** start of Data records **

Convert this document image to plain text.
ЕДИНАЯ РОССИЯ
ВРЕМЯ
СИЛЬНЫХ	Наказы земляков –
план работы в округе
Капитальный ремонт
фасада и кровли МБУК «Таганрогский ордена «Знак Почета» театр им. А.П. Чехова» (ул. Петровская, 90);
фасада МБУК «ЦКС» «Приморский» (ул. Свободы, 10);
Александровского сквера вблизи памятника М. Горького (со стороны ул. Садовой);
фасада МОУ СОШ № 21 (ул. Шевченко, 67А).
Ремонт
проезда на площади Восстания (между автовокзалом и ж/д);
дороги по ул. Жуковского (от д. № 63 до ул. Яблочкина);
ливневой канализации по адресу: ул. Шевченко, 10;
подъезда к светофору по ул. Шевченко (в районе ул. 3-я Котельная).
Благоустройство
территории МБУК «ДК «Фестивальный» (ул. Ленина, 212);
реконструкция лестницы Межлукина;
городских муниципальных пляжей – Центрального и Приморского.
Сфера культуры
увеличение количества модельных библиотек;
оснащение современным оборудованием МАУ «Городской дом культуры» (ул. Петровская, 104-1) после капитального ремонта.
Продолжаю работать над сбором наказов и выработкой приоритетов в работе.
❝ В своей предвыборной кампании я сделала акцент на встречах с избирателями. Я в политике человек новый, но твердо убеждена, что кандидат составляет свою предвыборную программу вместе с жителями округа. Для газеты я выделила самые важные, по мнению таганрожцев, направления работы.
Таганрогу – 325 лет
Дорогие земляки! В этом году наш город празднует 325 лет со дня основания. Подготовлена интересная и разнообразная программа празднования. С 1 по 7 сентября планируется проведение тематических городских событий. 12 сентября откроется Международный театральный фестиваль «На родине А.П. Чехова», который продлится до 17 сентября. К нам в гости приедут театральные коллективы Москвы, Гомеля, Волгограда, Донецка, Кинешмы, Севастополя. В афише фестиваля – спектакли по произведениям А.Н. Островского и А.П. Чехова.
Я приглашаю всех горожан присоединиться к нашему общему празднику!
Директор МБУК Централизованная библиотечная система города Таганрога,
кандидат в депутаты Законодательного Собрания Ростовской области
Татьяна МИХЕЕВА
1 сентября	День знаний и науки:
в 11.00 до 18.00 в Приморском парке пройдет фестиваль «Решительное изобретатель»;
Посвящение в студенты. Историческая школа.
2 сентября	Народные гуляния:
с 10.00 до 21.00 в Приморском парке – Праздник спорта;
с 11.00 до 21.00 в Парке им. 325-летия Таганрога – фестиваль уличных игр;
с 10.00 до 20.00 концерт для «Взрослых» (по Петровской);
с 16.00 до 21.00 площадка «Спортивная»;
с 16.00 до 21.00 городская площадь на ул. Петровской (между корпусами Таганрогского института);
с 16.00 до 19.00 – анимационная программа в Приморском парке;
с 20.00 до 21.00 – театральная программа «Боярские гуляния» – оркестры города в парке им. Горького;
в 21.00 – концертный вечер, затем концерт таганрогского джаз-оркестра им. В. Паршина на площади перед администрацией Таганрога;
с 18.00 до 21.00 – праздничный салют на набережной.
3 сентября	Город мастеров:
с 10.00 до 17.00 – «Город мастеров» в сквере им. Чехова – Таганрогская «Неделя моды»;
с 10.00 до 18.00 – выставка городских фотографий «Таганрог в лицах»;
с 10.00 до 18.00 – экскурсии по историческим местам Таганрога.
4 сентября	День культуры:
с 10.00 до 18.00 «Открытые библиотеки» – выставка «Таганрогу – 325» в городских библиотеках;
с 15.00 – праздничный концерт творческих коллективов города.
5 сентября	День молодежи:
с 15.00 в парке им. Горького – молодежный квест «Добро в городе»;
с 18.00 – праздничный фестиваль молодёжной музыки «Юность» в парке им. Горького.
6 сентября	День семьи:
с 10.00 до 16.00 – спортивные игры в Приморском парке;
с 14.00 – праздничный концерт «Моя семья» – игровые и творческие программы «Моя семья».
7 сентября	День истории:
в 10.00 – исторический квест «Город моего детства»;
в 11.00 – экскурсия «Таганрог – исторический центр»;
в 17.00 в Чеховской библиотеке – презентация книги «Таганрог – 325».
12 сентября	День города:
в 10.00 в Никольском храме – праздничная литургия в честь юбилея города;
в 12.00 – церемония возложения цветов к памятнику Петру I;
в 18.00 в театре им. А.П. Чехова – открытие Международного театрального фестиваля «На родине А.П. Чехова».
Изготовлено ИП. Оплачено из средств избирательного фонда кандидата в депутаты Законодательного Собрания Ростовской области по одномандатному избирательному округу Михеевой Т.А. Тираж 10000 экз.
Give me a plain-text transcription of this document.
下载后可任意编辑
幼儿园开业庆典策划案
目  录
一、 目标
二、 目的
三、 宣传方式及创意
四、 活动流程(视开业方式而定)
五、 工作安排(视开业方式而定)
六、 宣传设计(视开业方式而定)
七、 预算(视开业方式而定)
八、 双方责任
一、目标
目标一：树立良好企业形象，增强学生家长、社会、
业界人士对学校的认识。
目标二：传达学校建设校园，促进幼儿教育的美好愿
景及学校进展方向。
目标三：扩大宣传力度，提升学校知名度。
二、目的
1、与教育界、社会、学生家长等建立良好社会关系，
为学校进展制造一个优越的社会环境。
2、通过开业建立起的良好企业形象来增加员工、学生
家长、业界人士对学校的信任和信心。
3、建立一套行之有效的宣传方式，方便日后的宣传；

** end of Data records **
** start of Data records **

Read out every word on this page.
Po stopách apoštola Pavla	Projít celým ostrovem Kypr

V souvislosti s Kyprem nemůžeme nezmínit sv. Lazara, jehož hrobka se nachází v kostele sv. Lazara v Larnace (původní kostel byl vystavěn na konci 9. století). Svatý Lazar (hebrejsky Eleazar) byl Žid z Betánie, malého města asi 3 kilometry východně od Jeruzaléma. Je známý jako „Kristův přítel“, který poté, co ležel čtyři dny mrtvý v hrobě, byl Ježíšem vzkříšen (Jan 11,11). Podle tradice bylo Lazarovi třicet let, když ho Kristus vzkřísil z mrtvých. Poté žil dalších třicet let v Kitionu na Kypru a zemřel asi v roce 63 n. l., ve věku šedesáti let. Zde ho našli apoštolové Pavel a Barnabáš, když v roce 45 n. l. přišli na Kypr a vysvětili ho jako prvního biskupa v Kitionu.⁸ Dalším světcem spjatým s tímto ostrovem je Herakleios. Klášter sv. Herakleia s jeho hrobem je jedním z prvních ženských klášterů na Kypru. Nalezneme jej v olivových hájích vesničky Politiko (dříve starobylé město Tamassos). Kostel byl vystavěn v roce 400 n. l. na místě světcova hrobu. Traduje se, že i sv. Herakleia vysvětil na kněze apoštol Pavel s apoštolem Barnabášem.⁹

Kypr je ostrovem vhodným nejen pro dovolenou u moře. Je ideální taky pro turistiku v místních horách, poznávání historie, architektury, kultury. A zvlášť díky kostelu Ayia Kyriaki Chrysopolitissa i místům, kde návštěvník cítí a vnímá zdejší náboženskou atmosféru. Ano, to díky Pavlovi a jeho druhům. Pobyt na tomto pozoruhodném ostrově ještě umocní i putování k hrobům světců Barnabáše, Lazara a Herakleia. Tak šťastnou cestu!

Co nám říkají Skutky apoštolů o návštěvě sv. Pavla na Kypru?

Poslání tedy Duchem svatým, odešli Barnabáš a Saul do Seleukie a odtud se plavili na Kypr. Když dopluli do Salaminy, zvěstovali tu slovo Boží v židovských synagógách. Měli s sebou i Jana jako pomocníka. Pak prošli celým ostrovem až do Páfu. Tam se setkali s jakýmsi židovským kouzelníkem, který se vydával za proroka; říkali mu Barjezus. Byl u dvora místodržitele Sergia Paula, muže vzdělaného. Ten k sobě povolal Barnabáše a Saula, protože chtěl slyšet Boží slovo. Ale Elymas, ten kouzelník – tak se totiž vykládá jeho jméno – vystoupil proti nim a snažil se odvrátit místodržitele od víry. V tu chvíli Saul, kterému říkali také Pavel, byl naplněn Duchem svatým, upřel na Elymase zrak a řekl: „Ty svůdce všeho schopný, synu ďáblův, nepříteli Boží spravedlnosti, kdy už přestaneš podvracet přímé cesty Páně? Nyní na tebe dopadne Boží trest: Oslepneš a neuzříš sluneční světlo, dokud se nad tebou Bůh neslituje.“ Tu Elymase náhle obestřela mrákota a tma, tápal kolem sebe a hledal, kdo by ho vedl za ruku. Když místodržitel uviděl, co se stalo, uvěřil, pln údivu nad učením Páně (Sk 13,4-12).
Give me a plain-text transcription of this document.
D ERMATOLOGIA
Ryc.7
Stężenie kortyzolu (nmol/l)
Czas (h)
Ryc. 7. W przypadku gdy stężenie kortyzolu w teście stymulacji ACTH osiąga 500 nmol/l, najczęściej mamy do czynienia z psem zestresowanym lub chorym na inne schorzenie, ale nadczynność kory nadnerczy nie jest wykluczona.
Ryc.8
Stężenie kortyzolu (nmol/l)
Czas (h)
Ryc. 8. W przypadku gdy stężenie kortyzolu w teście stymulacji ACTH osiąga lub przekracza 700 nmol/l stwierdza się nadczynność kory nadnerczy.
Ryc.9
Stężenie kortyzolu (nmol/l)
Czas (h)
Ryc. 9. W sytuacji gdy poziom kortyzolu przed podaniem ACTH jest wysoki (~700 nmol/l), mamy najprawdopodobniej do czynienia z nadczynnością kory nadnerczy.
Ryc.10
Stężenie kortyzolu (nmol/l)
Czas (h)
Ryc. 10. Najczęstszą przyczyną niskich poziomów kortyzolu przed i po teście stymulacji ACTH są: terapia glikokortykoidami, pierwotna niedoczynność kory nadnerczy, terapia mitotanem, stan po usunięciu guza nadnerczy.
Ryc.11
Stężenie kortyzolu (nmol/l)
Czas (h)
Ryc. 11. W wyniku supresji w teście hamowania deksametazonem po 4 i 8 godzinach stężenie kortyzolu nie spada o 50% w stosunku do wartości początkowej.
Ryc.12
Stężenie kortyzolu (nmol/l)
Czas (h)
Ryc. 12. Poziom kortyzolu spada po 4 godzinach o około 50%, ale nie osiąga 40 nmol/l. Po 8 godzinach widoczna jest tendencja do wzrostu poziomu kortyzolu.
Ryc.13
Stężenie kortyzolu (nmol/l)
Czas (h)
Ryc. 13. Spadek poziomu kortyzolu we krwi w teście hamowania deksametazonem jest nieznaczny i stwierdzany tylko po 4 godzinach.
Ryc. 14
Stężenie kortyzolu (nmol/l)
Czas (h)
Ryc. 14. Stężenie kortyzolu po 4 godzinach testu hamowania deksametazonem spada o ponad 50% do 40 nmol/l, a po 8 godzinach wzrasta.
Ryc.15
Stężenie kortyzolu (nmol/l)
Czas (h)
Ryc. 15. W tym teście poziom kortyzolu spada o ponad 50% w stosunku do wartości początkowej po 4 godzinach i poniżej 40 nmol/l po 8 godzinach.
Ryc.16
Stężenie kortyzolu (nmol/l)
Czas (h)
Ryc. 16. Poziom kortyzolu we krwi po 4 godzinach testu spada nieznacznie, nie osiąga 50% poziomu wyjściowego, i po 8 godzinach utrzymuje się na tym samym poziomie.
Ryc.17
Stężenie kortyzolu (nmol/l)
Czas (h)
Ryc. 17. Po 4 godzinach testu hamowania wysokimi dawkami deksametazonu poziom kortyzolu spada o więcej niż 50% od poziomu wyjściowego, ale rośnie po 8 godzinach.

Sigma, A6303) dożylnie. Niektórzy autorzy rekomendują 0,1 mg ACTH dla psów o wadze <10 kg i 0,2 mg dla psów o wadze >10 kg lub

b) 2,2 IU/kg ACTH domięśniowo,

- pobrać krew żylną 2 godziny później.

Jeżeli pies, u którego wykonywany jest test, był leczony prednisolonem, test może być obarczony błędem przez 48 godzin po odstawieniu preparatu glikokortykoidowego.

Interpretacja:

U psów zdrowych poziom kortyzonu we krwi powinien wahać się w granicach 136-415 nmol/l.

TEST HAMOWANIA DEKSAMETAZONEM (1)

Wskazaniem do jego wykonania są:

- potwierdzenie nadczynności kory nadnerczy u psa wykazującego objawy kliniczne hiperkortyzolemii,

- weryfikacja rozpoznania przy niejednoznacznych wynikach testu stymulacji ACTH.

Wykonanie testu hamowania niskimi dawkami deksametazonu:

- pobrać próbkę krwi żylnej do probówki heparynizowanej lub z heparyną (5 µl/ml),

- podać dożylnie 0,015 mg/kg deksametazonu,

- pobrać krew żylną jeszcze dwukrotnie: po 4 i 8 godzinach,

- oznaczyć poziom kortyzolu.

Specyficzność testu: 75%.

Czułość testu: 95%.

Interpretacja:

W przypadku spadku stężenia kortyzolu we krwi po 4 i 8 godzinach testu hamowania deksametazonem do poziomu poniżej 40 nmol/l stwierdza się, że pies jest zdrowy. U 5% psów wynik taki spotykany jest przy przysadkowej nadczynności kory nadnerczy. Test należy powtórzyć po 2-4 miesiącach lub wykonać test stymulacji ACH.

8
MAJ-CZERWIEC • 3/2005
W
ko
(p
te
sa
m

** end of Data records **

Prompt>
Work through the records line by line and tally those holding "Законодательного". Reply with the number alone.

Exercise output>
2